### [Task description]
Copy every line that holds "into".
# start of Given information
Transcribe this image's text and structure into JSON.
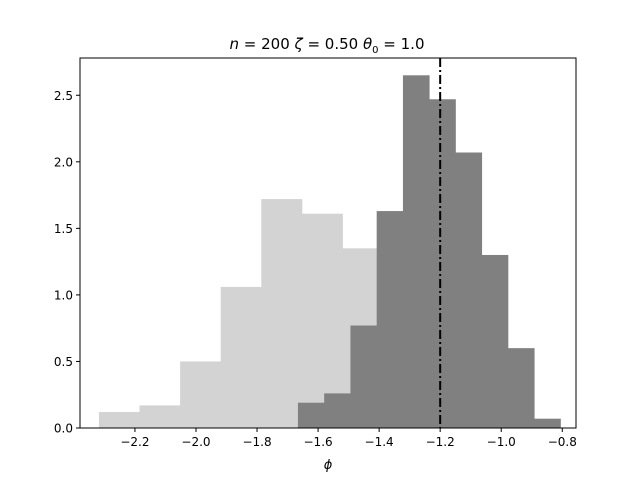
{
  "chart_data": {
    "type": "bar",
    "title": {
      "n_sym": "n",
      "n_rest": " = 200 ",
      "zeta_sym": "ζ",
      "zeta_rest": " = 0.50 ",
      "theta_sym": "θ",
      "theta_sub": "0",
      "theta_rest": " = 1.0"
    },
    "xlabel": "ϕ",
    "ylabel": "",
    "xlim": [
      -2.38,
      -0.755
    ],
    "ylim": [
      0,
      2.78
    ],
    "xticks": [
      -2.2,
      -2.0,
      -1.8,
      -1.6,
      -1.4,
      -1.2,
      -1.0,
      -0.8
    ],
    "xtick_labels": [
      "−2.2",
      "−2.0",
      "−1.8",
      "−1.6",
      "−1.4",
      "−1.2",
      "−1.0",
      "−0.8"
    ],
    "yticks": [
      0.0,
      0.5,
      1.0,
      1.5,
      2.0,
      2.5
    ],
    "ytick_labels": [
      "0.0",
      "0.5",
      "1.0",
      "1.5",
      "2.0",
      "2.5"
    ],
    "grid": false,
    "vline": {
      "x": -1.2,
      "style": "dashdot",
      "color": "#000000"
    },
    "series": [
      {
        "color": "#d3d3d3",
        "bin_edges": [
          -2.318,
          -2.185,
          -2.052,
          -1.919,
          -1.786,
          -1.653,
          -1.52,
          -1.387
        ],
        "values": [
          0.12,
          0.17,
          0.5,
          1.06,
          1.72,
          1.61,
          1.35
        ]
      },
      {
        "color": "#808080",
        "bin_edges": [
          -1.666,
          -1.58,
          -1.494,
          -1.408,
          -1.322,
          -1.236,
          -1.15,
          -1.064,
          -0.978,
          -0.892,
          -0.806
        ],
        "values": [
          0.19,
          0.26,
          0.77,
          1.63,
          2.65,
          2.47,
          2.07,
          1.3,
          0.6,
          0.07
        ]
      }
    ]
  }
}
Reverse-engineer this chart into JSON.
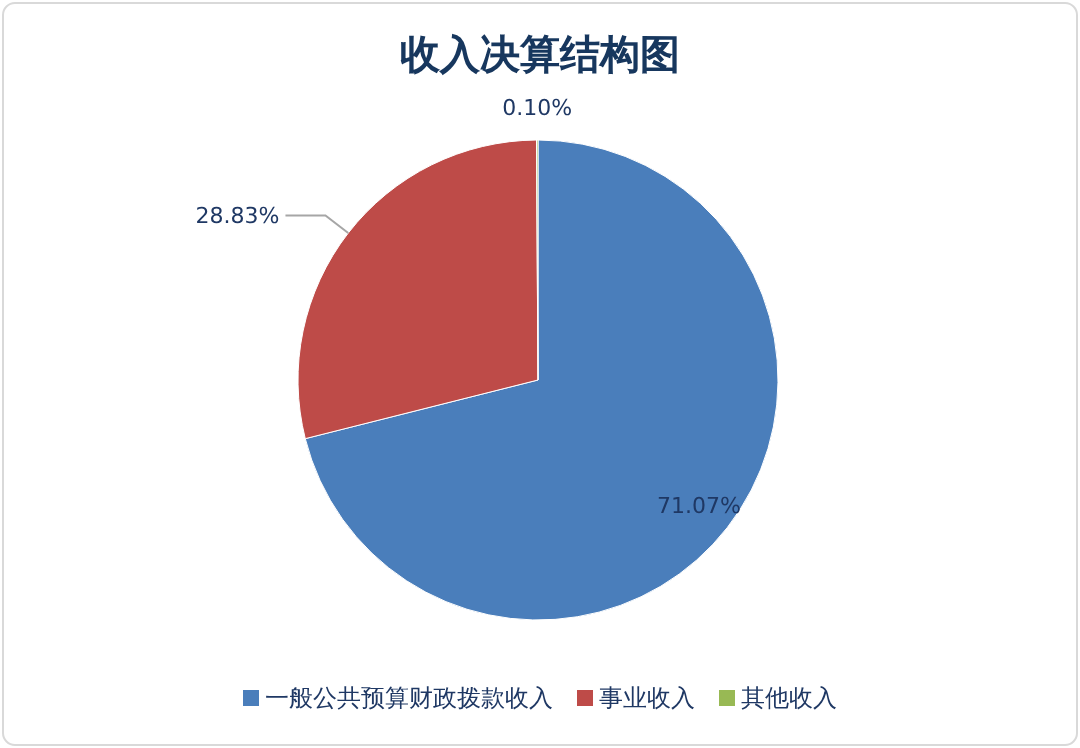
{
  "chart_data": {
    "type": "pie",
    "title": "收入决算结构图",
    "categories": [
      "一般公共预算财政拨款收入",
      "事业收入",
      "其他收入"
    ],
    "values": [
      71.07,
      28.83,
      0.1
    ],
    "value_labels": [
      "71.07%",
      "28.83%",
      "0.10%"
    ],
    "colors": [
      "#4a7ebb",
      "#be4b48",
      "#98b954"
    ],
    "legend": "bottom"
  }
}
# end of Given information
### [Exercise result]
Transcribe this image's text and structure into JSON.
Reverse-engineer this chart into JSON.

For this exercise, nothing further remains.